(Dataset rows)
--- begin ---
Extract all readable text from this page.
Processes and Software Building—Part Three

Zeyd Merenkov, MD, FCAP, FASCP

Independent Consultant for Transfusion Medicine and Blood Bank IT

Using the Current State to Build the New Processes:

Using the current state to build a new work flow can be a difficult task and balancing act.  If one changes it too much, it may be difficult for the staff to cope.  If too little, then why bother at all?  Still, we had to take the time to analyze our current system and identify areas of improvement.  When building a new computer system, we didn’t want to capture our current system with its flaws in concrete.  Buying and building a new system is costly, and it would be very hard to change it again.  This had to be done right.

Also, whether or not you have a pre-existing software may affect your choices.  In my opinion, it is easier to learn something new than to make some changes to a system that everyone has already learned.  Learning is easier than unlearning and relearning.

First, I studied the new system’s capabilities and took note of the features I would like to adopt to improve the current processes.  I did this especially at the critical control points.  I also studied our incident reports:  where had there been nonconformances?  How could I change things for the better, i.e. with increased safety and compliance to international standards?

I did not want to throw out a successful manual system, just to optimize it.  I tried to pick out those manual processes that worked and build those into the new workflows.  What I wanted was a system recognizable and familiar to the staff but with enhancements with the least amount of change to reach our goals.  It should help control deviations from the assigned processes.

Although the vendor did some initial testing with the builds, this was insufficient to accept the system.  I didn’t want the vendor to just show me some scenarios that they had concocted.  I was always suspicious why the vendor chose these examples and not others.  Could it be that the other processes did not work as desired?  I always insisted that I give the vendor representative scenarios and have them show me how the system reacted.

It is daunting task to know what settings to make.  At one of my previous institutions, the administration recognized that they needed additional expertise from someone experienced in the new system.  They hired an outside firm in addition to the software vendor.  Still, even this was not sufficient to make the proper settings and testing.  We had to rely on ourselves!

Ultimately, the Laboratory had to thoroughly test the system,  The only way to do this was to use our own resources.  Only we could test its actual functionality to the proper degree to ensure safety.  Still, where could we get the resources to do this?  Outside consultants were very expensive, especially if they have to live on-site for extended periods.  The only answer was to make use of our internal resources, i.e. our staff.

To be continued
--- end ---
Repeat the entries above exactly, leaving nothing out.

Extract all readable text from this page.
Processes and Software Building—Part Three

Zeyd Merenkov, MD, FCAP, FASCP

Independent Consultant for Transfusion Medicine and Blood Bank IT

Using the Current State to Build the New Processes:

Using the current state to build a new work flow can be a difficult task and balancing act.  If one changes it too much, it may be difficult for the staff to cope.  If too little, then why bother at all?  Still, we had to take the time to analyze our current system and identify areas of improvement.  When building a new computer system, we didn’t want to capture our current system with its flaws in concrete.  Buying and building a new system is costly, and it would be very hard to change it again.  This had to be done right.

Also, whether or not you have a pre-existing software may affect your choices.  In my opinion, it is easier to learn something new than to make some changes to a system that everyone has already learned.  Learning is easier than unlearning and relearning.

First, I studied the new system’s capabilities and took note of the features I would like to adopt to improve the current processes.  I did this especially at the critical control points.  I also studied our incident reports:  where had there been nonconformances?  How could I change things for the better, i.e. with increased safety and compliance to international standards?

I did not want to throw out a successful manual system, just to optimize it.  I tried to pick out those manual processes that worked and build those into the new workflows.  What I wanted was a system recognizable and familiar to the staff but with enhancements with the least amount of change to reach our goals.  It should help control deviations from the assigned processes.

Although the vendor did some initial testing with the builds, this was insufficient to accept the system.  I didn’t want the vendor to just show me some scenarios that they had concocted.  I was always suspicious why the vendor chose these examples and not others.  Could it be that the other processes did not work as desired?  I always insisted that I give the vendor representative scenarios and have them show me how the system reacted.

It is daunting task to know what settings to make.  At one of my previous institutions, the administration recognized that they needed additional expertise from someone experienced in the new system.  They hired an outside firm in addition to the software vendor.  Still, even this was not sufficient to make the proper settings and testing.  We had to rely on ourselves!

Ultimately, the Laboratory had to thoroughly test the system,  The only way to do this was to use our own resources.  Only we could test its actual functionality to the proper degree to ensure safety.  Still, where could we get the resources to do this?  Outside consultants were very expensive, especially if they have to live on-site for extended periods.  The only answer was to make use of our internal resources, i.e. our staff.

To be continued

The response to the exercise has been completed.